Find how many lines in the data below mention "BEDMAR". Give the number only.

## start

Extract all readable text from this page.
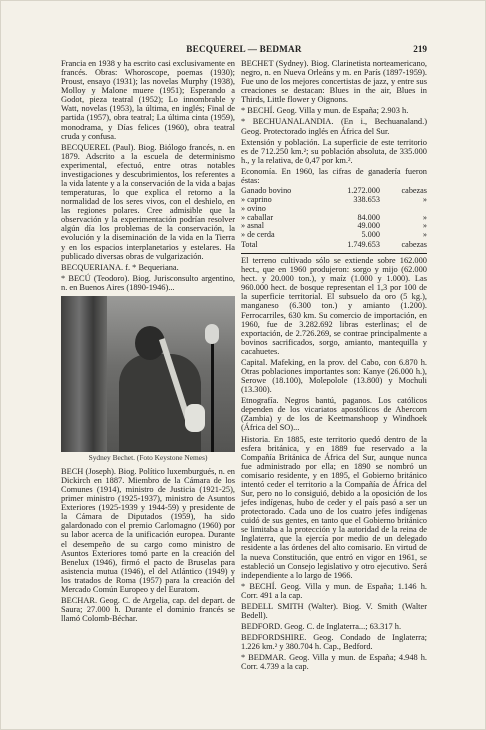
BECQUEREL — BEDMAR	219

Francia en 1938 y ha escrito casi exclusivamente en francés. Obras: Whoroscope, poemas (1930); Proust, ensayo (1931); las novelas Murphy (1938), Molloy y Malone muere (1951); Esperando a Godot, pieza teatral (1952); Lo innombrable y Watt, novelas (1953), la última, en inglés; Final de partida (1957), obra teatral; La última cinta (1959), monodrama, y Días felices (1960), obra teatral cruda y confusa.

BECQUEREL (Paul). Biog. Biólogo francés, n. en 1879. Adscrito a la escuela de determinismo experimental, efectuó, entre otras notables investigaciones y descubrimientos, los referentes a la vida latente y a la conservación de la vida a bajas temperaturas, lo que explica el retorno a la normalidad de los seres vivos, con el deshielo, en las regiones polares. Cree admisible que la observación y la experimentación podrían resolver algún día los problemas de la conservación, la evolución y la diseminación de la vida en la Tierra y en los espacios interplanetarios y estelares. Ha publicado diversas obras de vulgarización.

BECQUERIANA. f. * Bequeriana.

* BECÚ (Teodoro). Biog. Jurisconsulto argentino, n. en Buenos Aires (1890-1946)...

Sydney Bechet. (Foto Keystone Nemes)

BECH (Joseph). Biog. Político luxemburgués, n. en Dickirch en 1887. Miembro de la Cámara de los Comunes (1914), ministro de Justicia (1921-25), primer ministro (1925-1937), ministro de Asuntos Exteriores (1925-1939 y 1944-59) y presidente de la Cámara de Diputados (1959), ha sido galardonado con el premio Carlomagno (1960) por su labor acerca de la unificación europea. Durante el desempeño de su cargo como ministro de Asuntos Exteriores tomó parte en la creación del Benelux (1946), firmó el pacto de Bruselas para asistencia mutua (1946), el del Atlántico (1949) y los tratados de Roma (1957) para la creación del Mercado Común Europeo y del Euratom.

BECHAR. Geog. C. de Argelia, cap. del depart. de Saura; 27.000 h. Durante el dominio francés se llamó Colomb-Béchar.

BECHET (Sydney). Biog. Clarinetista norteamericano, negro, n. en Nueva Orleáns y m. en París (1897-1959). Fue uno de los mejores concertistas de jazz, y entre sus creaciones se destacan: Blues in the air, Blues in Thirds, Little flower y Oignons.

* BECHÍ. Geog. Villa y mun. de España; 2.903 h.

* BECHUANALANDIA. (En i., Bechuanaland.) Geog. Protectorado inglés en África del Sur.

Extensión y población. La superficie de este territorio es de 712.250 km.²; su población absoluta, de 335.000 h., y la relativa, de 0,47 por km.².

Economía. En 1960, las cifras de ganadería fueron éstas:

Ganado bovino	1.272.000	cabezas
» caprino	338.653	»
» ovino		
» caballar	84.000	»
» asnal	49.000	»
» de cerda	5.000	»
Total	1.749.653	cabezas

El terreno cultivado sólo se extiende sobre 162.000 hect., que en 1960 produjeron: sorgo y mijo (62.000 hect. y 20.000 ton.), y maíz (1.000 y 1.000). Las 960.000 hect. de bosque representan el 1,3 por 100 de la superficie territorial. El subsuelo da oro (5 kg.), manganeso (6.300 ton.) y amianto (1.200). Ferrocarriles, 630 km. Su comercio de importación, en 1960, fue de 3.282.692 libras esterlinas; el de exportación, de 2.726.269, se contrae principalmente a bovinos sacrificados, sorgo, amianto, mantequilla y cacahuetes.

Capital. Mafeking, en la prov. del Cabo, con 6.870 h. Otras poblaciones importantes son: Kanye (26.000 h.), Serowe (18.100), Molepolole (13.800) y Mochuli (13.300).

Etnografía. Negros bantú, paganos. Los católicos dependen de los vicariatos apostólicos de Abercorn (Zambia) y de los de Keetmanshoop y Windhoek (África del SO)...

Historia. En 1885, este territorio quedó dentro de la esfera británica, y en 1889 fue reservado a la Compañía Británica de África del Sur, aunque nunca fue administrado por ella; en 1890 se nombró un comisario residente, y en 1895, el Gobierno británico intentó ceder el territorio a la Compañía de África del Sur, pero no lo consiguió, debido a la oposición de los jefes indígenas, hubo de ceder y el país pasó a ser un protectorado. Cada uno de los cuatro jefes indígenas cuidó de sus gentes, en tanto que el Gobierno británico se limitaba a la protección y la autoridad de la reina de Inglaterra, que la ejercía por medio de un delegado residente a las órdenes del alto comisario. En virtud de la nueva Constitución, que entró en vigor en 1961, se estableció un Consejo legislativo y otro ejecutivo. Será independiente a lo largo de 1966.

* BECHÍ. Geog. Villa y mun. de España; 1.146 h. Corr. 491 a la cap.

BEDELL SMITH (Walter). Biog. V. Smith (Walter Bedell).

BEDFORD. Geog. C. de Inglaterra...; 63.317 h.

BEDFORDSHIRE. Geog. Condado de Inglaterra; 1.226 km.² y 380.704 h. Cap., Bedford.

* BEDMAR. Geog. Villa y mun. de España; 4.948 h. Corr. 4.739 a la cap.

## end

_Answer to the problem_.
2